---- Material shown

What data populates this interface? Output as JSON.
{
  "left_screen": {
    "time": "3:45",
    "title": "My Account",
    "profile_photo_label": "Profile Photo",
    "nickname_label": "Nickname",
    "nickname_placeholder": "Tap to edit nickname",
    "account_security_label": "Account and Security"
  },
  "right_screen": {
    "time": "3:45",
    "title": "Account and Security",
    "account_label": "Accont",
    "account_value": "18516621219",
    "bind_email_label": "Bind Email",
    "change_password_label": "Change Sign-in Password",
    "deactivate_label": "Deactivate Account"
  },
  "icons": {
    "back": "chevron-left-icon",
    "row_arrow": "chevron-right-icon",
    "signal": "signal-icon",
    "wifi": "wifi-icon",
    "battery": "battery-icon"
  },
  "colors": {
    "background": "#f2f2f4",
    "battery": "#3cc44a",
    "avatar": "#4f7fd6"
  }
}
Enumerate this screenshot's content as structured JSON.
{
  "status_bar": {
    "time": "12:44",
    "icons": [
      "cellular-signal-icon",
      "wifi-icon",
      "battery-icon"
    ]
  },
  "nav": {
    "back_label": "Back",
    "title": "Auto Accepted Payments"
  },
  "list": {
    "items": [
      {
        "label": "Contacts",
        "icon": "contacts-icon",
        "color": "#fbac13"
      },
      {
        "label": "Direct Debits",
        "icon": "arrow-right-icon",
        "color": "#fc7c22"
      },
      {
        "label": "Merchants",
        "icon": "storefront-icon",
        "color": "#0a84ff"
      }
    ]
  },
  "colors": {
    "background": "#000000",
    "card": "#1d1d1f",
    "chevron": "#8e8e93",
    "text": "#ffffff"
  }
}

--------

### [What is asked]
State how many lines of the listing above include the word "JSON". Give nothing but the number.

### [Task answer]
2